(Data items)
────────────────

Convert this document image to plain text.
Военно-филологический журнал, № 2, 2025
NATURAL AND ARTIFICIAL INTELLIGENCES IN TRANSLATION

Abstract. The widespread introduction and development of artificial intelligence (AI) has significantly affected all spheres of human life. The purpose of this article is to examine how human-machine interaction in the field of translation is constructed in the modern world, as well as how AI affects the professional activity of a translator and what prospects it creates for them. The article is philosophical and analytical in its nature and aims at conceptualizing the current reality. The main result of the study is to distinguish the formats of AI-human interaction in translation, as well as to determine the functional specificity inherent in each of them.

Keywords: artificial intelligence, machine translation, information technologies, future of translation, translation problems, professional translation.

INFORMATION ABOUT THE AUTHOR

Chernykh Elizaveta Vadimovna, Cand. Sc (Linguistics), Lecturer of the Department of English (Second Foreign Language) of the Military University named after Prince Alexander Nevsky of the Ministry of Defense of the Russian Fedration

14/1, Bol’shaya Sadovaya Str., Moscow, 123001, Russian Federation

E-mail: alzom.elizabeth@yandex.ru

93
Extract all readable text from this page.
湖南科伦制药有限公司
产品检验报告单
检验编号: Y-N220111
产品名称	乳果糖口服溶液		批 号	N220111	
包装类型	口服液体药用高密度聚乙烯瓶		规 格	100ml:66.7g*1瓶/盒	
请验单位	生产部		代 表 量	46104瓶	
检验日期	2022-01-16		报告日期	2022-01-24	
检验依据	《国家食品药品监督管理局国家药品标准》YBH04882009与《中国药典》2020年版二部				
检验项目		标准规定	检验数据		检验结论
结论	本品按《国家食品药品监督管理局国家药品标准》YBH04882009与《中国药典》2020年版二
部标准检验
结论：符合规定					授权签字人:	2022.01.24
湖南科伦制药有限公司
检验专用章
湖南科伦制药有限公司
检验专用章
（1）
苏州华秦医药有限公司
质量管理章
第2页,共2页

────────────────

* **Given instruction**
Please copy out each record, character for character.

* **Solution**
Convert this document image to plain text.
Военно-филологический журнал, № 2, 2025
NATURAL AND ARTIFICIAL INTELLIGENCES IN TRANSLATION

Abstract. The widespread introduction and development of artificial intelligence (AI) has significantly affected all spheres of human life. The purpose of this article is to examine how human-machine interaction in the field of translation is constructed in the modern world, as well as how AI affects the professional activity of a translator and what prospects it creates for them. The article is philosophical and analytical in its nature and aims at conceptualizing the current reality. The main result of the study is to distinguish the formats of AI-human interaction in translation, as well as to determine the functional specificity inherent in each of them.

Keywords: artificial intelligence, machine translation, information technologies, future of translation, translation problems, professional translation.

INFORMATION ABOUT THE AUTHOR

Chernykh Elizaveta Vadimovna, Cand. Sc (Linguistics), Lecturer of the Department of English (Second Foreign Language) of the Military University named after Prince Alexander Nevsky of the Ministry of Defense of the Russian Fedration

14/1, Bol’shaya Sadovaya Str., Moscow, 123001, Russian Federation

E-mail: alzom.elizabeth@yandex.ru

93
Extract all readable text from this page.
湖南科伦制药有限公司
产品检验报告单
检验编号: Y-N220111
产品名称	乳果糖口服溶液		批 号	N220111	
包装类型	口服液体药用高密度聚乙烯瓶		规 格	100ml:66.7g*1瓶/盒	
请验单位	生产部		代 表 量	46104瓶	
检验日期	2022-01-16		报告日期	2022-01-24	
检验依据	《国家食品药品监督管理局国家药品标准》YBH04882009与《中国药典》2020年版二部				
检验项目		标准规定	检验数据		检验结论
结论	本品按《国家食品药品监督管理局国家药品标准》YBH04882009与《中国药典》2020年版二
部标准检验
结论：符合规定					授权签字人:	2022.01.24
湖南科伦制药有限公司
检验专用章
湖南科伦制药有限公司
检验专用章
（1）
苏州华秦医药有限公司
质量管理章
第2页,共2页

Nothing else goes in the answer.